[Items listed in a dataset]
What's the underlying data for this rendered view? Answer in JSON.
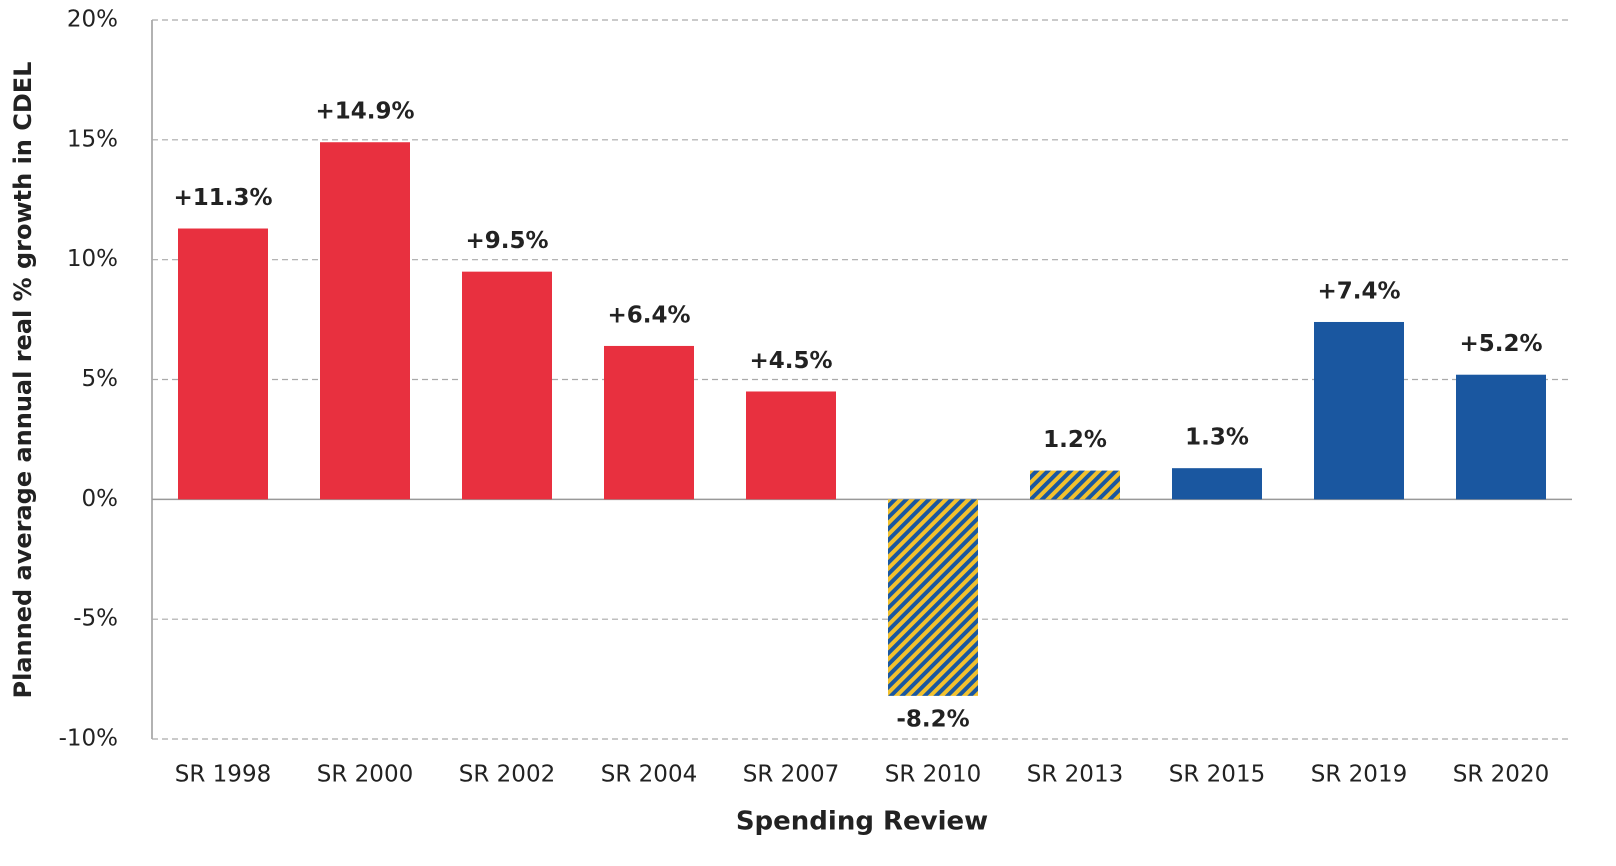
{
  "chart_data": {
    "type": "bar",
    "x_label": "Spending Review",
    "y_label": "Planned average annual real % growth in CDEL",
    "categories": [
      "SR 1998",
      "SR 2000",
      "SR 2002",
      "SR 2004",
      "SR 2007",
      "SR 2010",
      "SR 2013",
      "SR 2015",
      "SR 2019",
      "SR 2020"
    ],
    "values": [
      11.3,
      14.9,
      9.5,
      6.4,
      4.5,
      -8.2,
      1.2,
      1.3,
      7.4,
      5.2
    ],
    "value_labels": [
      "+11.3%",
      "+14.9%",
      "+9.5%",
      "+6.4%",
      "+4.5%",
      "-8.2%",
      "1.2%",
      "1.3%",
      "+7.4%",
      "+5.2%"
    ],
    "colors": [
      "#e8303f",
      "#e8303f",
      "#e8303f",
      "#e8303f",
      "#e8303f",
      [
        "#f2c12e",
        "#1a57a0"
      ],
      [
        "#f2c12e",
        "#1a57a0"
      ],
      "#1a57a0",
      "#1a57a0",
      "#1a57a0"
    ],
    "ylim": [
      -10,
      20
    ],
    "yticks": [
      {
        "value": -10,
        "label": "-10%"
      },
      {
        "value": -5,
        "label": "-5%"
      },
      {
        "value": 0,
        "label": "0%"
      },
      {
        "value": 5,
        "label": "5%"
      },
      {
        "value": 10,
        "label": "10%"
      },
      {
        "value": 15,
        "label": "15%"
      },
      {
        "value": 20,
        "label": "20%"
      }
    ],
    "grid": true
  }
}
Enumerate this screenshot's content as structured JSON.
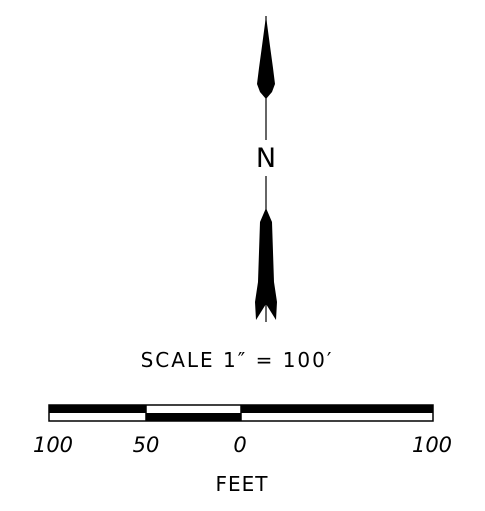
{
  "north_arrow": {
    "label": "N"
  },
  "scale": {
    "label": "SCALE 1″ = 100′",
    "ticks": [
      "100",
      "50",
      "0",
      "100"
    ],
    "units": "FEET"
  }
}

Requirements:
Extract the lines beginning with the one that contains "Enumerate this screenshot's" and ending with the last line of the listing. Keep them exact and drop the pictures.

Solved problem:
Enumerate this screenshot's content as structured JSON.
{
  "north_arrow": {
    "label": "N"
  },
  "scale": {
    "label": "SCALE 1″ = 100′",
    "ticks": [
      "100",
      "50",
      "0",
      "100"
    ],
    "units": "FEET"
  }
}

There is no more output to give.